# PROBLEM TO WORK ON:
Look at each line of the listing. Copy those that hold the string "name".

:: INPUT DATA

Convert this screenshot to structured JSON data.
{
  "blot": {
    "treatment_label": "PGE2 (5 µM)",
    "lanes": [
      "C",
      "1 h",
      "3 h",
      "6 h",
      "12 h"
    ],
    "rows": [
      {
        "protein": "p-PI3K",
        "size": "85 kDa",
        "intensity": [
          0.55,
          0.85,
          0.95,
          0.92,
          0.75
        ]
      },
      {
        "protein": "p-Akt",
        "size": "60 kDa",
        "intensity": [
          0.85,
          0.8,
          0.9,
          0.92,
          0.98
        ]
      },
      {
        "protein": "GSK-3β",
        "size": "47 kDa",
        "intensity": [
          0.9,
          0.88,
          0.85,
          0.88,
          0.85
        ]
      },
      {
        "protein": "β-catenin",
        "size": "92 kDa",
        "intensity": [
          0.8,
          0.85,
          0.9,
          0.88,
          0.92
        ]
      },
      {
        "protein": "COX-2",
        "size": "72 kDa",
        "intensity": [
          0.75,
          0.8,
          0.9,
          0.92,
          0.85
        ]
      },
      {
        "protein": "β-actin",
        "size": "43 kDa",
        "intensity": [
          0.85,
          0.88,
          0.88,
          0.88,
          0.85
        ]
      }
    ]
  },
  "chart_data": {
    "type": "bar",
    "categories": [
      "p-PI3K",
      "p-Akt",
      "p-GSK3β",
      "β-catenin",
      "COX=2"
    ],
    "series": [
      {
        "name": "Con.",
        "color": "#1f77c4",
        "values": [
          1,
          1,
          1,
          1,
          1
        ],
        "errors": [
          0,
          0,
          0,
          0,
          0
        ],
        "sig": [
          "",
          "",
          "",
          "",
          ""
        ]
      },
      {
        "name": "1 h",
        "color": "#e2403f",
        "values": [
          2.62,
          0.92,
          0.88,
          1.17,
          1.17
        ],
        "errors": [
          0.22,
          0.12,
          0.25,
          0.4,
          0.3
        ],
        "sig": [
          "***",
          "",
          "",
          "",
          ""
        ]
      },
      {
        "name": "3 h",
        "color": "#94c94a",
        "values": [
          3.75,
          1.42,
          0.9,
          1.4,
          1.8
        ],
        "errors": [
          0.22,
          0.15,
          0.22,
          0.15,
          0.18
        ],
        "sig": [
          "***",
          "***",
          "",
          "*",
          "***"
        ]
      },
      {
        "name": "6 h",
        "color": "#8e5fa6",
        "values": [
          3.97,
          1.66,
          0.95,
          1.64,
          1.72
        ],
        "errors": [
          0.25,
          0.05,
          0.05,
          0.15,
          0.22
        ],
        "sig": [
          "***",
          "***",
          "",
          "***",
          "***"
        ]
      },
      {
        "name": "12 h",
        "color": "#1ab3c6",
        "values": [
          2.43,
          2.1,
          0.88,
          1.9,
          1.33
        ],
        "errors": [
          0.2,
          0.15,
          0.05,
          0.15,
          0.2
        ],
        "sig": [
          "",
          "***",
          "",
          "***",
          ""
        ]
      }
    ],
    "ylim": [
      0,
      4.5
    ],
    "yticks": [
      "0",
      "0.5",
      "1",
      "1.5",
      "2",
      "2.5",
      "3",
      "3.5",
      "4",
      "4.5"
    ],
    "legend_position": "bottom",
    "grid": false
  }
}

::::
:: INPUT DATA

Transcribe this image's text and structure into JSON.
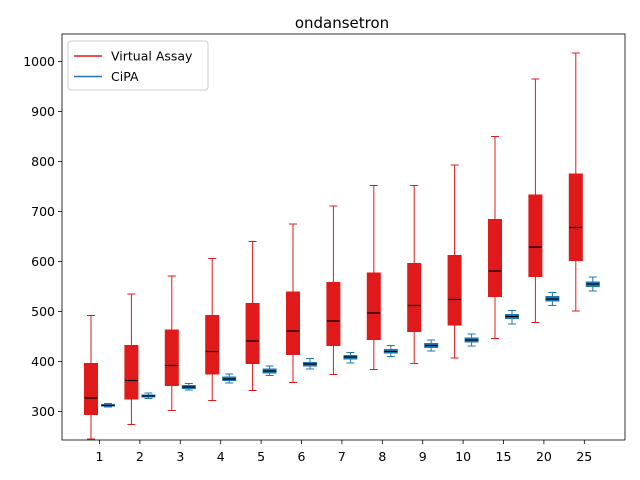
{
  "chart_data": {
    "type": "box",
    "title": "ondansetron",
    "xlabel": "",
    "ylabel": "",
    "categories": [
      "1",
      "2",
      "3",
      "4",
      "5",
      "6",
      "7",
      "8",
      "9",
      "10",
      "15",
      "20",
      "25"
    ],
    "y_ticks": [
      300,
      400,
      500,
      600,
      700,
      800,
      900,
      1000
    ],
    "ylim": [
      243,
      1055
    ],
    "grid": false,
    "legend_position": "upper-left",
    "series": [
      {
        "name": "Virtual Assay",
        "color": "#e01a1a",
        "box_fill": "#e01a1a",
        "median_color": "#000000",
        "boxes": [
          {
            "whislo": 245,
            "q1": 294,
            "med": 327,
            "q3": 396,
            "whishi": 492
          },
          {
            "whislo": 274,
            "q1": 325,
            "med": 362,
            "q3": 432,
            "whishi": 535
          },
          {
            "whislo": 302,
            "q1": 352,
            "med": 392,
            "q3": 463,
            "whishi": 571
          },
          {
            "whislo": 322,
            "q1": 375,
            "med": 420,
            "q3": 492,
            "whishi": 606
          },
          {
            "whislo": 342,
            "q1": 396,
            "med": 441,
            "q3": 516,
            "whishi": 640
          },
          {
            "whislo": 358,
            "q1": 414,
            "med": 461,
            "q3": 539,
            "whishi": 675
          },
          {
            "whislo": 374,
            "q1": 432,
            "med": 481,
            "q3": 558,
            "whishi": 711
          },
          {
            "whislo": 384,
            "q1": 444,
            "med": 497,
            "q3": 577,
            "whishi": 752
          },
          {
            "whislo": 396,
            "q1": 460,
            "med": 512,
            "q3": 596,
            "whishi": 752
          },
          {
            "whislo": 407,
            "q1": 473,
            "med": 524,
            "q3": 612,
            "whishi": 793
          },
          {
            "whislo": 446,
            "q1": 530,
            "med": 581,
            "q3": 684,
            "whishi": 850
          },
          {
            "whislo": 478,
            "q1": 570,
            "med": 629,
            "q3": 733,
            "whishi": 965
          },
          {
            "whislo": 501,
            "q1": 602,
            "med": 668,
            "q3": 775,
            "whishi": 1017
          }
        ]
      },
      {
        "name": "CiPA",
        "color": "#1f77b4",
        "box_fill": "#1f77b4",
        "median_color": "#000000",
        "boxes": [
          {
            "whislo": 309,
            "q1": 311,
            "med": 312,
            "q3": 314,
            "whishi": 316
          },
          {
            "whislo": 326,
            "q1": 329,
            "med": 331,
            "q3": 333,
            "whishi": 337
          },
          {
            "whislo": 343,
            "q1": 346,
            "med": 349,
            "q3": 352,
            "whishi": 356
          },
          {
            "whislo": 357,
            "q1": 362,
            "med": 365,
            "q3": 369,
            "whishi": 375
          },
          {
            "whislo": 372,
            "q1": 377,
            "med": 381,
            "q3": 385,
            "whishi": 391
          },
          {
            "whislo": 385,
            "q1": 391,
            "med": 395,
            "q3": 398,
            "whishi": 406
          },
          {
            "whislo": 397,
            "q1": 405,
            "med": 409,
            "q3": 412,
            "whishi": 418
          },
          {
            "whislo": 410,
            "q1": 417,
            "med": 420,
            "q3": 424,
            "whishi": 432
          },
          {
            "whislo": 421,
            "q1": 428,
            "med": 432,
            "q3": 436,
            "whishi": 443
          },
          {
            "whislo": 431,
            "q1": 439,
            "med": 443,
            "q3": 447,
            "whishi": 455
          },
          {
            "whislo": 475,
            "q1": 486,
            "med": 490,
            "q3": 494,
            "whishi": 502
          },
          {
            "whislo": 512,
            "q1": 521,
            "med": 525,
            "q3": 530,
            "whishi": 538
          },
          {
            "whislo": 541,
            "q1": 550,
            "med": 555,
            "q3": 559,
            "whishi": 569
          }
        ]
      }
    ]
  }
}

::::

# OUTPUT OF THE EXERCISE:
        "name": "Con.",
        "name": "1 h",
        "name": "3 h",
        "name": "6 h",
        "name": "12 h",
        "name": "Virtual Assay",
        "name": "CiPA",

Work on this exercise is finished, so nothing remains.